### Direction
Return all lines from the listing below in which the string "icon" occurs.

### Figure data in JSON
>>>>>
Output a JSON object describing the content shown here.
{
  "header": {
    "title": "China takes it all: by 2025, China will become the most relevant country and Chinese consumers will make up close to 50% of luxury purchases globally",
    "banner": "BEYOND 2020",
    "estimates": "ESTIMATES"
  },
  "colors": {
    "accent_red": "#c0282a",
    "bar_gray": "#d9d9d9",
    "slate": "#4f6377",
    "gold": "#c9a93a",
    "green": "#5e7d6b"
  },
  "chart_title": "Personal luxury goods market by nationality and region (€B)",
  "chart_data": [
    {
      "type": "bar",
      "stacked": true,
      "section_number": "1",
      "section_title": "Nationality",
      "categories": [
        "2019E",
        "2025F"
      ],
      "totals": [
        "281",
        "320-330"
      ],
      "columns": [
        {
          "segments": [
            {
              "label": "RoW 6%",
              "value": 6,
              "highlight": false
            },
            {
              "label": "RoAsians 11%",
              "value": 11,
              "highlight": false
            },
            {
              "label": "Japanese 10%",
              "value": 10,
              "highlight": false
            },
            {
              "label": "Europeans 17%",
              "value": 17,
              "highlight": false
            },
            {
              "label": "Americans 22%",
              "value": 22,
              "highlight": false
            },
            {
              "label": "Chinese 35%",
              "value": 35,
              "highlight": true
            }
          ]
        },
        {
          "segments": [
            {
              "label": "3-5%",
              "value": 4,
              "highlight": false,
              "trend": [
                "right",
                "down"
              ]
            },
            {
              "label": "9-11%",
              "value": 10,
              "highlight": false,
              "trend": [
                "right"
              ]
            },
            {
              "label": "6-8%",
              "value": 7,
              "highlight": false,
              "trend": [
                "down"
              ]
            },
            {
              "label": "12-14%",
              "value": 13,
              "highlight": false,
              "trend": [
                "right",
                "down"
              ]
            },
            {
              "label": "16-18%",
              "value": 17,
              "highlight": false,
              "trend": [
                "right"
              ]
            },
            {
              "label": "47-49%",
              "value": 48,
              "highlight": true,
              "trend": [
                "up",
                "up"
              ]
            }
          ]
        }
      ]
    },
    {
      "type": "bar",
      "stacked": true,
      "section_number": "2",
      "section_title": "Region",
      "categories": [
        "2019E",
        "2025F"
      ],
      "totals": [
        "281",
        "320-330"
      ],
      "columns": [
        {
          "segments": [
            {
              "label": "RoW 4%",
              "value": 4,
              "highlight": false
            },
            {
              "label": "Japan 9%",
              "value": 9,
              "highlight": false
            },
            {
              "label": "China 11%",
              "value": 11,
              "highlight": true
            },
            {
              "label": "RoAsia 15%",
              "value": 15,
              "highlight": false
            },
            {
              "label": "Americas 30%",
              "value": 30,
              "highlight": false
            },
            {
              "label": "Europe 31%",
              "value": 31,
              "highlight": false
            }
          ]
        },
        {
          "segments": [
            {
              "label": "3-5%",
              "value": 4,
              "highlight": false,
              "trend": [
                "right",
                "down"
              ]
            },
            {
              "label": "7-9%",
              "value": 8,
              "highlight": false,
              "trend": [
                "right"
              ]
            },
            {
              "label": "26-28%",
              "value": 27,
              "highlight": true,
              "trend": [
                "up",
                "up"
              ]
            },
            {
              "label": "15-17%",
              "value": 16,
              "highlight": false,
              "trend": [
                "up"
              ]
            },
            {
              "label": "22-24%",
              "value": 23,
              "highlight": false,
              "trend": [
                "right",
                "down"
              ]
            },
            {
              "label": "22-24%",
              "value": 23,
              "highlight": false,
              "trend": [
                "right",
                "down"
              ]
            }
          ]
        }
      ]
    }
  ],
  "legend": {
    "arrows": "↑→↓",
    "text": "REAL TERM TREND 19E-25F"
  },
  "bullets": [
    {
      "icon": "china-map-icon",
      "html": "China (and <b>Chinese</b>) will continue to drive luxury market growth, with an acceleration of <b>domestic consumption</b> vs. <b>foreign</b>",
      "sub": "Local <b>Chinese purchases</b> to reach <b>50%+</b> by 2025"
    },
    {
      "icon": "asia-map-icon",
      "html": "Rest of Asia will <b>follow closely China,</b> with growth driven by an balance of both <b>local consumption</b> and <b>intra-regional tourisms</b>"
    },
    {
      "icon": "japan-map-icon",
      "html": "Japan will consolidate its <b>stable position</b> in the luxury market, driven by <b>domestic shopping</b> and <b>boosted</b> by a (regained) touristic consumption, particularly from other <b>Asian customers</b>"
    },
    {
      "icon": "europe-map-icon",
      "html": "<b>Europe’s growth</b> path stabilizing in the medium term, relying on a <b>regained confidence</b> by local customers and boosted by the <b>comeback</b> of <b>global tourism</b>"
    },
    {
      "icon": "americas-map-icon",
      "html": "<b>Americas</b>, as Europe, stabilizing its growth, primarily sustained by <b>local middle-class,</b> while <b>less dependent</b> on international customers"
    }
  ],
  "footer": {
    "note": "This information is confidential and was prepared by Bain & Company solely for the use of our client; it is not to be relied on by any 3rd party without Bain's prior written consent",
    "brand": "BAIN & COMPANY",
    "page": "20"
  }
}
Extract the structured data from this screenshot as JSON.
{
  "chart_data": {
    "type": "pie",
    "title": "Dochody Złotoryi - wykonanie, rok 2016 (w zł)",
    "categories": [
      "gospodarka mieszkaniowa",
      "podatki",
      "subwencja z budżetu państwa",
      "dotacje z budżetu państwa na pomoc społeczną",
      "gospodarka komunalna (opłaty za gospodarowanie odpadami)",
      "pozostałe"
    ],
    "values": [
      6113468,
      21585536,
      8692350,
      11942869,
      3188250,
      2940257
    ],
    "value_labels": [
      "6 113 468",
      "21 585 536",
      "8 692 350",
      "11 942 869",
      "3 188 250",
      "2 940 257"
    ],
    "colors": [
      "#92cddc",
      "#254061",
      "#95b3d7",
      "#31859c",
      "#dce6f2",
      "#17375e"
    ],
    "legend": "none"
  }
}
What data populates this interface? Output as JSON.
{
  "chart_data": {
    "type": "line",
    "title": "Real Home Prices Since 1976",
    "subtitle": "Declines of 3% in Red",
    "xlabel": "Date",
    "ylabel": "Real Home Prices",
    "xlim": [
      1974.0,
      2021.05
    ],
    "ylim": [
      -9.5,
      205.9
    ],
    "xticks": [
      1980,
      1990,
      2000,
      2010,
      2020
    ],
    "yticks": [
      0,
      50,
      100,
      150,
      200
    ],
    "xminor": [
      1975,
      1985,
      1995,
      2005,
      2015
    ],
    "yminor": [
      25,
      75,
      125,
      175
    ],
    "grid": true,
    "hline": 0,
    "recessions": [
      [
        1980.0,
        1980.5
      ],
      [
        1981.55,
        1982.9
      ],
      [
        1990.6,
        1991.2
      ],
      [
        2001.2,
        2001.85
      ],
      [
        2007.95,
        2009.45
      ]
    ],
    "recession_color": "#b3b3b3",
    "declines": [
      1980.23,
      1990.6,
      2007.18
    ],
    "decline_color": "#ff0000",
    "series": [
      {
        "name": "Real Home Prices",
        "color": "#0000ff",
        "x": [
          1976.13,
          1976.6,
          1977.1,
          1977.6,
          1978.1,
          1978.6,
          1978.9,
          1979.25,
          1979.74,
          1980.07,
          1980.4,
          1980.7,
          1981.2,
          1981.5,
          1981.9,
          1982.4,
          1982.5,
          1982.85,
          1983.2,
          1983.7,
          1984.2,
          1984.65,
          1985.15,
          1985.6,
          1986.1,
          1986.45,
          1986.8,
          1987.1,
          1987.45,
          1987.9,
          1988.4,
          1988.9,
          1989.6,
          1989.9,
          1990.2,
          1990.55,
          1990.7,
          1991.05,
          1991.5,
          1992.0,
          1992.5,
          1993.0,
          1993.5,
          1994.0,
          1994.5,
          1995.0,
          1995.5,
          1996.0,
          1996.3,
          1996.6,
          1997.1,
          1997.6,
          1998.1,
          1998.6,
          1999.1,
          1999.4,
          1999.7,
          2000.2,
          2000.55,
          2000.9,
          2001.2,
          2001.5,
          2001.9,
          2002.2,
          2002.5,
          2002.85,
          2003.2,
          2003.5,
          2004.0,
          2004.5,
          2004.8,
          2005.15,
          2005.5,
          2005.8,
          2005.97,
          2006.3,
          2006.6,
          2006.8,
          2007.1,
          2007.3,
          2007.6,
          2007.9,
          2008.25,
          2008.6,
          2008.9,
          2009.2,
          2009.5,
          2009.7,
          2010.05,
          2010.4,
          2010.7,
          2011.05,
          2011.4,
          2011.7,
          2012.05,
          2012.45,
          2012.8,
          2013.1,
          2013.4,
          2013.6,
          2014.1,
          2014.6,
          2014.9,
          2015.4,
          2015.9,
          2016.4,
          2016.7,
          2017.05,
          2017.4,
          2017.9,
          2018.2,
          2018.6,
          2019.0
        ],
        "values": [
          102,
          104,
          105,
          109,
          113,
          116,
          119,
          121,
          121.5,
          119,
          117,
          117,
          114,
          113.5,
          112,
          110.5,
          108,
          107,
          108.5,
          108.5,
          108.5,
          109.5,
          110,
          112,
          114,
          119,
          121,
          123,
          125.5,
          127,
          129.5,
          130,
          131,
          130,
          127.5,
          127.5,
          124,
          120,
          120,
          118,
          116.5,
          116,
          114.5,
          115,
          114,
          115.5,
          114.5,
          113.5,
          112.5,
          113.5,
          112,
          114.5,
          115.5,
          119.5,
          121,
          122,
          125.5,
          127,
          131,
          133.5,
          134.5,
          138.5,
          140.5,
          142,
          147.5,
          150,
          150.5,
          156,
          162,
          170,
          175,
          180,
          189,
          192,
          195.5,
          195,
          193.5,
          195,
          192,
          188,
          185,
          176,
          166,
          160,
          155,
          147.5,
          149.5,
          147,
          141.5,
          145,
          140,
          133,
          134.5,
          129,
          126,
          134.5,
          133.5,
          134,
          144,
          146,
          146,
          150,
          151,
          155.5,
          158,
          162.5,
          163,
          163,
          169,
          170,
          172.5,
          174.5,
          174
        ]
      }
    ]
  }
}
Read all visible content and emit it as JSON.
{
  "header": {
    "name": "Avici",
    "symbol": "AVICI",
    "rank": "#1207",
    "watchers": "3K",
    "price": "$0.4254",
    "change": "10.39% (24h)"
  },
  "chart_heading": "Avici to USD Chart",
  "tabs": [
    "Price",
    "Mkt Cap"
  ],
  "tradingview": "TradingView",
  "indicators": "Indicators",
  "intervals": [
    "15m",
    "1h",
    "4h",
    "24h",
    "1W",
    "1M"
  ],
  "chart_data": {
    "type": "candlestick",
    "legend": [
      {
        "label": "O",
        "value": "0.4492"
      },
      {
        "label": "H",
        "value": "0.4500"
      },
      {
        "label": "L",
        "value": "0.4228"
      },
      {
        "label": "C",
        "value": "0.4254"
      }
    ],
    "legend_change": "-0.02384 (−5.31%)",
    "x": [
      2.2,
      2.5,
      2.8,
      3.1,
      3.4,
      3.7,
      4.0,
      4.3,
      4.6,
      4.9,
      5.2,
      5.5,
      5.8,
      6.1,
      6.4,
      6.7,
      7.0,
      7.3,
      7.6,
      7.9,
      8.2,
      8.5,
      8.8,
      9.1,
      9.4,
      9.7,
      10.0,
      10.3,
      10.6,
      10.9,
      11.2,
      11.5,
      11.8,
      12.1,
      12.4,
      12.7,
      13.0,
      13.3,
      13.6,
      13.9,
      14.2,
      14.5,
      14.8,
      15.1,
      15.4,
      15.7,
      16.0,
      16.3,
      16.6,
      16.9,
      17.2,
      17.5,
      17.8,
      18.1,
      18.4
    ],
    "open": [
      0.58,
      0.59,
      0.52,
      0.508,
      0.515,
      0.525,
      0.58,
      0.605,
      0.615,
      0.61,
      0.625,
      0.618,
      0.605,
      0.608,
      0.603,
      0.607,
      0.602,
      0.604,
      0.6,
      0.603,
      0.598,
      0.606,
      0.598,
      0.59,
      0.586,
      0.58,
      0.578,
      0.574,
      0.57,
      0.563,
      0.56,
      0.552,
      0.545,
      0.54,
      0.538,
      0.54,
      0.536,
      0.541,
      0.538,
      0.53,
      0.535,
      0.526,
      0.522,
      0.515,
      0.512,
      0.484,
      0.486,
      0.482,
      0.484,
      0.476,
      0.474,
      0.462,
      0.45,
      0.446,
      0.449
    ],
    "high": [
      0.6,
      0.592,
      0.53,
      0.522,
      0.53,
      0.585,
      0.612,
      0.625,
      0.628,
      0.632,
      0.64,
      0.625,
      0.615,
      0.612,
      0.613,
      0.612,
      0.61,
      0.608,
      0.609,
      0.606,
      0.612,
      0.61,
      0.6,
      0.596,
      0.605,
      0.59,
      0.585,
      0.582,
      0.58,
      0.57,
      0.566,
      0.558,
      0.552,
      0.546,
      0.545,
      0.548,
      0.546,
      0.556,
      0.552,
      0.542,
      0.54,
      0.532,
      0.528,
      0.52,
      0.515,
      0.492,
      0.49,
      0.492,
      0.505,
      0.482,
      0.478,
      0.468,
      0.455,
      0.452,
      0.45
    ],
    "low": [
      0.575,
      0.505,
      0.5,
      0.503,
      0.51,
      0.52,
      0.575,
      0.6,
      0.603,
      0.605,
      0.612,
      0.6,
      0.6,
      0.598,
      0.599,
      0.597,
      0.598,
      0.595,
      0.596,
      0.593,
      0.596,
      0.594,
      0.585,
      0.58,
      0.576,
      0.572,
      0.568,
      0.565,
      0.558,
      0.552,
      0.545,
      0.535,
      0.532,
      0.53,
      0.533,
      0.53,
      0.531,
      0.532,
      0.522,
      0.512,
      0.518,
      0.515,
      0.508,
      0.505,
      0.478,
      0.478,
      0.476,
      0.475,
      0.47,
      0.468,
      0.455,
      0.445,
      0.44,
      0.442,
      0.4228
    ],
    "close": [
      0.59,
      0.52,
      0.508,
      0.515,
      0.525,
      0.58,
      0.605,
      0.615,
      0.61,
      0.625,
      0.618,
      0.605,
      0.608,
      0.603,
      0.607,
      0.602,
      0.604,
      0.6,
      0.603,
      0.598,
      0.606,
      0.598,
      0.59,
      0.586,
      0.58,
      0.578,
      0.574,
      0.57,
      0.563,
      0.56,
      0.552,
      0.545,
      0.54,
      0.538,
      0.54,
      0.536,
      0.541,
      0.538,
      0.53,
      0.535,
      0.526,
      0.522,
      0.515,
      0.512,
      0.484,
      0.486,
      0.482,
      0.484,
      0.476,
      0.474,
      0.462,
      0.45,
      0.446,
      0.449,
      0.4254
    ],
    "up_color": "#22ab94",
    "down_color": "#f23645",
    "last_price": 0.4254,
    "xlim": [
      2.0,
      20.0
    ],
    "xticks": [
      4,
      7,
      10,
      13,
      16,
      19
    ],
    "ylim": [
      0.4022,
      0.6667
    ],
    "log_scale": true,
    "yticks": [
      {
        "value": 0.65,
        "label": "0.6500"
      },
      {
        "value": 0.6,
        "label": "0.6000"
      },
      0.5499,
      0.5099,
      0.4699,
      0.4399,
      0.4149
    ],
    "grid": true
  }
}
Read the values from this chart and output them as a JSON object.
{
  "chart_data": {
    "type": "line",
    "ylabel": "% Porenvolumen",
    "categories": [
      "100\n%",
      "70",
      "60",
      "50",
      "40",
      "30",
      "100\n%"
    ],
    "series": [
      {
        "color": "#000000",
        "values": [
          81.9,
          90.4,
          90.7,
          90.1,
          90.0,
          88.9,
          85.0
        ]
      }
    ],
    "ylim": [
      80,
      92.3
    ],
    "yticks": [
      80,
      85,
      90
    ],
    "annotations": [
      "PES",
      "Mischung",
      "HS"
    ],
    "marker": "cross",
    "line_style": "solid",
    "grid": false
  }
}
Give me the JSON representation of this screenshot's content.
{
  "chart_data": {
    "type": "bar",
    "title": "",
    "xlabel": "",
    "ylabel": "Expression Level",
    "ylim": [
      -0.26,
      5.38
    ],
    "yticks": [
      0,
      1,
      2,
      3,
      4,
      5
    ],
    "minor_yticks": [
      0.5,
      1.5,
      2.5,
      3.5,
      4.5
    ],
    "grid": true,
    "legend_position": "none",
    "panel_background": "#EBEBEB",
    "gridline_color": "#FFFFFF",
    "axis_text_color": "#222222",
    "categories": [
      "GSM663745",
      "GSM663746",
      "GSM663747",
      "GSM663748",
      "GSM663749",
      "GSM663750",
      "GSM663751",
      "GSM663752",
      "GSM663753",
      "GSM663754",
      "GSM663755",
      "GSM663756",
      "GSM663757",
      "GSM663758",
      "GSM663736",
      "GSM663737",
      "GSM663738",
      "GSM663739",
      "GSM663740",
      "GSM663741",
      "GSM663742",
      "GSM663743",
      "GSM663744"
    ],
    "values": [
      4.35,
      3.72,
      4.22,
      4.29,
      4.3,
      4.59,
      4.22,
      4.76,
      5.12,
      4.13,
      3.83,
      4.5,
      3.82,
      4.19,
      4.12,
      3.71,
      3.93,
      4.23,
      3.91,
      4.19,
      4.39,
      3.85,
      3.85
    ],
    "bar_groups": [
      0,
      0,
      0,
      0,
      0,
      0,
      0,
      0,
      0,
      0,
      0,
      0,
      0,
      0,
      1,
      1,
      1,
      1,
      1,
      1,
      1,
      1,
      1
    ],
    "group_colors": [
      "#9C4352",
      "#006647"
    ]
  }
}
<<<<<
### The answer
      "icon": "china-map-icon",
      "icon": "asia-map-icon",
      "icon": "japan-map-icon",
      "icon": "europe-map-icon",
      "icon": "americas-map-icon",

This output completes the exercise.